= Data for the task =

— Begin —

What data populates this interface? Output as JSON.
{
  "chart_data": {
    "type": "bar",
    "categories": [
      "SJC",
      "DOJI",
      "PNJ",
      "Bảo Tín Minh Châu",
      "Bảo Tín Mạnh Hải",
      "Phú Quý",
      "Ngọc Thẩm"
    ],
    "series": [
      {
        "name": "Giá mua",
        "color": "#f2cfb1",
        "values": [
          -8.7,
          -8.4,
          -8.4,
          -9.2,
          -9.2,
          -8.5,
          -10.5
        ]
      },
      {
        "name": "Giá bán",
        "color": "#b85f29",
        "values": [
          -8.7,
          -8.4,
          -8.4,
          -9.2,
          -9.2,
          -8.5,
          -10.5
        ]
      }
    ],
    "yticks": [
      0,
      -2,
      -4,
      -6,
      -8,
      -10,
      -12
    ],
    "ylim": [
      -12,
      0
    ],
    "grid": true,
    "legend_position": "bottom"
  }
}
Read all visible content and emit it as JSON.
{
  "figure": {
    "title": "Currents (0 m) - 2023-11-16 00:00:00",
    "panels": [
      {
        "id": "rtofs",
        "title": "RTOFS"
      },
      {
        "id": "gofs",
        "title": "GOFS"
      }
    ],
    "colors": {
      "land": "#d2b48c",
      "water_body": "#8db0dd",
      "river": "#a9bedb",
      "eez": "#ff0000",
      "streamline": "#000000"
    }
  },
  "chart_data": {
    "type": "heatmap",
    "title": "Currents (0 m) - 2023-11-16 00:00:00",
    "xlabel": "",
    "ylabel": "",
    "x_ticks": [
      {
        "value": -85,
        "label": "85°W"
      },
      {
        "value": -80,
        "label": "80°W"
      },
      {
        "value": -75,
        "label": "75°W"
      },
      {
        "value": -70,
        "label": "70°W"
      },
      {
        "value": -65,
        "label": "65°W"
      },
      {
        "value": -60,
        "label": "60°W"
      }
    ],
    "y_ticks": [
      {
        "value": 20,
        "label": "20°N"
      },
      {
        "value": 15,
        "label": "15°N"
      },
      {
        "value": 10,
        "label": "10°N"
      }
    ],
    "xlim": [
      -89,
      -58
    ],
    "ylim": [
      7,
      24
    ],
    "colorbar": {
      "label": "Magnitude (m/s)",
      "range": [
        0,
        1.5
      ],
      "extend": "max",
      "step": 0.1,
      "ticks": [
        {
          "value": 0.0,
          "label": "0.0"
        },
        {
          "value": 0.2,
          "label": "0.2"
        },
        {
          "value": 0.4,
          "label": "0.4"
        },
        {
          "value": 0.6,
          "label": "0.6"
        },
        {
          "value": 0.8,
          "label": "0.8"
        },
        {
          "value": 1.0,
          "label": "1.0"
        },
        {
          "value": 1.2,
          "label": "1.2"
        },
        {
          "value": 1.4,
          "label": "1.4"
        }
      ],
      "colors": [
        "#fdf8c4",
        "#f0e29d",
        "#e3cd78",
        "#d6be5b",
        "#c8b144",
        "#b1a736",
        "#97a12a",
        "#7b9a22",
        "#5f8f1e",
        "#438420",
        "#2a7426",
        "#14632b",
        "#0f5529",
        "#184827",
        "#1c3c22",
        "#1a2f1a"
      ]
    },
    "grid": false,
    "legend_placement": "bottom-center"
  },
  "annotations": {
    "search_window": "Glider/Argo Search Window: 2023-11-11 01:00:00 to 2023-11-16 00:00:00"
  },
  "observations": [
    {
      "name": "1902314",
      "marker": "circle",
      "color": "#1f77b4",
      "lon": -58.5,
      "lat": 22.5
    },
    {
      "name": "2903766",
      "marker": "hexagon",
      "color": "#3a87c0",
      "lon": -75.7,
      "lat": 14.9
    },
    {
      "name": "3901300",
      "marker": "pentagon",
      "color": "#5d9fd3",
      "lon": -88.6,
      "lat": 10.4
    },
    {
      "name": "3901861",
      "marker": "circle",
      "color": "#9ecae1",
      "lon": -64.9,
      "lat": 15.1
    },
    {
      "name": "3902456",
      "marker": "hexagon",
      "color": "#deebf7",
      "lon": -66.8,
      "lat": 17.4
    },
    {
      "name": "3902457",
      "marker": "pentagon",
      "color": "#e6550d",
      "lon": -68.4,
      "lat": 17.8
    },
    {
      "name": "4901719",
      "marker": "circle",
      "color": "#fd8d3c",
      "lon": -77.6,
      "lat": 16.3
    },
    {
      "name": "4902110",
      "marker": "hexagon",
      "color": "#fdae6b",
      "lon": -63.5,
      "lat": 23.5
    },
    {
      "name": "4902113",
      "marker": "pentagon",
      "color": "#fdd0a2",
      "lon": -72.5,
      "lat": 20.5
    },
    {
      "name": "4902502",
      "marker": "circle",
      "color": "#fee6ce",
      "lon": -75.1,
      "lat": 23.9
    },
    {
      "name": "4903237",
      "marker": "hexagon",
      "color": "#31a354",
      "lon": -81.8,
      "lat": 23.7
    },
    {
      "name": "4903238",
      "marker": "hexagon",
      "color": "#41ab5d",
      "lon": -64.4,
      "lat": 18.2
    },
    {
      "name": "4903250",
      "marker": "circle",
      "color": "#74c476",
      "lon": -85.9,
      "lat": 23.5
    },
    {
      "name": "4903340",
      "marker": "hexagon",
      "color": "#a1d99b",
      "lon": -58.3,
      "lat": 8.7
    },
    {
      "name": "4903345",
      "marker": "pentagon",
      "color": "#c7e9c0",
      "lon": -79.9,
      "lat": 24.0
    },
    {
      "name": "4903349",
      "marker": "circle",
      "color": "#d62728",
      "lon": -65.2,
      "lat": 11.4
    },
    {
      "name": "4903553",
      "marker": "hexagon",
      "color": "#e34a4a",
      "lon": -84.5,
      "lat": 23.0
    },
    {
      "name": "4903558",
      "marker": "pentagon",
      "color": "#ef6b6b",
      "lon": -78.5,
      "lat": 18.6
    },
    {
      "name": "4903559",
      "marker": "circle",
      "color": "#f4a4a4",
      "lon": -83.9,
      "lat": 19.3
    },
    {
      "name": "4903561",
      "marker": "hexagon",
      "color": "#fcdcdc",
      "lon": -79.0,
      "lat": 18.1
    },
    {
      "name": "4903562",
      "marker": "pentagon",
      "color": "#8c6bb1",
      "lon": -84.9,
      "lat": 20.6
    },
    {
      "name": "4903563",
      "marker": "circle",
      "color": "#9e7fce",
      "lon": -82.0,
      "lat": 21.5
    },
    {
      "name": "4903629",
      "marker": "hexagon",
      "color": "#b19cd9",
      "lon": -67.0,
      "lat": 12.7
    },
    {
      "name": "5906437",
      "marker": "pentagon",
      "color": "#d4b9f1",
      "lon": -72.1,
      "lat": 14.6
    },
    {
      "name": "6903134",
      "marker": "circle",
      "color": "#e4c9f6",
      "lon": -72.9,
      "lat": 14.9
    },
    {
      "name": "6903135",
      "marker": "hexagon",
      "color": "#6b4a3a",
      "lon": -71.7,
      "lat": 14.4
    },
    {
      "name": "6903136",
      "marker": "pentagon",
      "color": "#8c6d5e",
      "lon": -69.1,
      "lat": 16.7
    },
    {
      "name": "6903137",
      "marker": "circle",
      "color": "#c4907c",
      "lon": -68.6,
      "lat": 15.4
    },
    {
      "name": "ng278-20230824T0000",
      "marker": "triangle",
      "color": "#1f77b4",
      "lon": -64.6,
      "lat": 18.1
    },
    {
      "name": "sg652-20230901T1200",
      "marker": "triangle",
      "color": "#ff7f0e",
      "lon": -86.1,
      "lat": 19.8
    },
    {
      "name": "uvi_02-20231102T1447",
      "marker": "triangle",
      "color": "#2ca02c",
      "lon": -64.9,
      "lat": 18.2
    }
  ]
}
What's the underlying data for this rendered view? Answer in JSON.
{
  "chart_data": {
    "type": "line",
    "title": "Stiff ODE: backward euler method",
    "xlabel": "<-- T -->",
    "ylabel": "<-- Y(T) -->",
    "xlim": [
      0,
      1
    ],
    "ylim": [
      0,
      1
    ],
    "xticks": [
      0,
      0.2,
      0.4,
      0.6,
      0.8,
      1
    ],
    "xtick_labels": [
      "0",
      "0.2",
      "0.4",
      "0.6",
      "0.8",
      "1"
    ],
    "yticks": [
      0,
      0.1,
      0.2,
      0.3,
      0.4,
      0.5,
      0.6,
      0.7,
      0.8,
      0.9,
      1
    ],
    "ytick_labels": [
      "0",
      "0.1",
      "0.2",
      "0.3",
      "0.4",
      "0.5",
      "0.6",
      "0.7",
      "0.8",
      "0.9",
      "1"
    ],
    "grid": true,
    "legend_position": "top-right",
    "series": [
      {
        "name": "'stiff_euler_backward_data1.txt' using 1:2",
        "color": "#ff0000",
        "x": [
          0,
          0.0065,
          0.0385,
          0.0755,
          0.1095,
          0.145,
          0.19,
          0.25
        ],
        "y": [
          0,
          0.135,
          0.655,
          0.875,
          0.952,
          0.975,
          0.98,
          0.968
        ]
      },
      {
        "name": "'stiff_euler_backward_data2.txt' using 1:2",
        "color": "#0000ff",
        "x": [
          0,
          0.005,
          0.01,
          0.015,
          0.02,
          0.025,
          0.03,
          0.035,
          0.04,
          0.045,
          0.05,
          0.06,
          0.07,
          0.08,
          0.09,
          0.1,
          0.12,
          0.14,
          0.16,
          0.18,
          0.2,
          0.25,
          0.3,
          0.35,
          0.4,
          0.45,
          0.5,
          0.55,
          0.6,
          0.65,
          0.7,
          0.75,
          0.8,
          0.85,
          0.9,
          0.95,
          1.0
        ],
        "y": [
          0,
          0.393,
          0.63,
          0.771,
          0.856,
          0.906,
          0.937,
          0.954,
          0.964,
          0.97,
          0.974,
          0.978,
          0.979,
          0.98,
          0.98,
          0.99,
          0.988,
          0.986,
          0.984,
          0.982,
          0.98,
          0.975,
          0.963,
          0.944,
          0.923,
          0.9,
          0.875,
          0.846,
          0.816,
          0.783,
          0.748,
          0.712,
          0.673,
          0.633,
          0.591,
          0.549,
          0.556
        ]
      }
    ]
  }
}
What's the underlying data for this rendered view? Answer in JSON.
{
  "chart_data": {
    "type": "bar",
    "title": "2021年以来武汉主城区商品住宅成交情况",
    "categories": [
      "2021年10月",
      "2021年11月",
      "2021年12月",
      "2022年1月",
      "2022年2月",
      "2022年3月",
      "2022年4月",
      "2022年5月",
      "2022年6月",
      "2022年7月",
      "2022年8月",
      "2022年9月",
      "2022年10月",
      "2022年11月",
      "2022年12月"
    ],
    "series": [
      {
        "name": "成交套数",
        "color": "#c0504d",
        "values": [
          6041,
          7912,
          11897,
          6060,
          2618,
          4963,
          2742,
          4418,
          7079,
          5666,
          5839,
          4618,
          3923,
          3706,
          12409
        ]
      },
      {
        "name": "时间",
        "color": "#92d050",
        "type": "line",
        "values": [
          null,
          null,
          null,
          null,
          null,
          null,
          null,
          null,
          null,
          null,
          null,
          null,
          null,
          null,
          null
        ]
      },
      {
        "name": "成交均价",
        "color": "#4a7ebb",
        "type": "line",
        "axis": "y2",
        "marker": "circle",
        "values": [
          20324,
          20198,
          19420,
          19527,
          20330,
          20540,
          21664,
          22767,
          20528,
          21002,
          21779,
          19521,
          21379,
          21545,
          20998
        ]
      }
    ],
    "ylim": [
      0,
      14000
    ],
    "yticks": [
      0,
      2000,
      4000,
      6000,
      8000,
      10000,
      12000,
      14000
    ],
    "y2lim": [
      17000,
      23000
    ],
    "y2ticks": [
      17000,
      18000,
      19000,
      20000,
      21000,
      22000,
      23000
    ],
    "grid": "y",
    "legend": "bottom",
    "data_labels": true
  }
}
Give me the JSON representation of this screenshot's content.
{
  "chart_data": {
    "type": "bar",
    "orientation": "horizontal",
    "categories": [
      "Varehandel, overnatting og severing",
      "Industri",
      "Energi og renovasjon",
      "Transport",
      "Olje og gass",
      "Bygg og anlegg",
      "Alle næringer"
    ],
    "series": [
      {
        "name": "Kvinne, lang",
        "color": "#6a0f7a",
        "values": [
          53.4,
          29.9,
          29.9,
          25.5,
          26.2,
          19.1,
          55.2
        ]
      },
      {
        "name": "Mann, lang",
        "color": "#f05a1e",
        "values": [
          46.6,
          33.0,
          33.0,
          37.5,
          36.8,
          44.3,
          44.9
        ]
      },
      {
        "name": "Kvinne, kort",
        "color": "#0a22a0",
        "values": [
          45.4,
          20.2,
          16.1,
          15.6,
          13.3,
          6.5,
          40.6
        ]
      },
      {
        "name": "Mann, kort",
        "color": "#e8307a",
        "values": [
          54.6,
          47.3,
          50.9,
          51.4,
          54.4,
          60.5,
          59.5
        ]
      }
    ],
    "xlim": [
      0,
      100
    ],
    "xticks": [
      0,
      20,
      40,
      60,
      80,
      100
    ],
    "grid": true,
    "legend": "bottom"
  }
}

— End —

= Problem =
Emit verbatim the lines running from the one with "Give me the" through the last line of the data, both endpoints inclusive.

= Complete response =
Give me the JSON representation of this screenshot's content.
{
  "chart_data": {
    "type": "bar",
    "orientation": "horizontal",
    "categories": [
      "Varehandel, overnatting og severing",
      "Industri",
      "Energi og renovasjon",
      "Transport",
      "Olje og gass",
      "Bygg og anlegg",
      "Alle næringer"
    ],
    "series": [
      {
        "name": "Kvinne, lang",
        "color": "#6a0f7a",
        "values": [
          53.4,
          29.9,
          29.9,
          25.5,
          26.2,
          19.1,
          55.2
        ]
      },
      {
        "name": "Mann, lang",
        "color": "#f05a1e",
        "values": [
          46.6,
          33.0,
          33.0,
          37.5,
          36.8,
          44.3,
          44.9
        ]
      },
      {
        "name": "Kvinne, kort",
        "color": "#0a22a0",
        "values": [
          45.4,
          20.2,
          16.1,
          15.6,
          13.3,
          6.5,
          40.6
        ]
      },
      {
        "name": "Mann, kort",
        "color": "#e8307a",
        "values": [
          54.6,
          47.3,
          50.9,
          51.4,
          54.4,
          60.5,
          59.5
        ]
      }
    ],
    "xlim": [
      0,
      100
    ],
    "xticks": [
      0,
      20,
      40,
      60,
      80,
      100
    ],
    "grid": true,
    "legend": "bottom"
  }
}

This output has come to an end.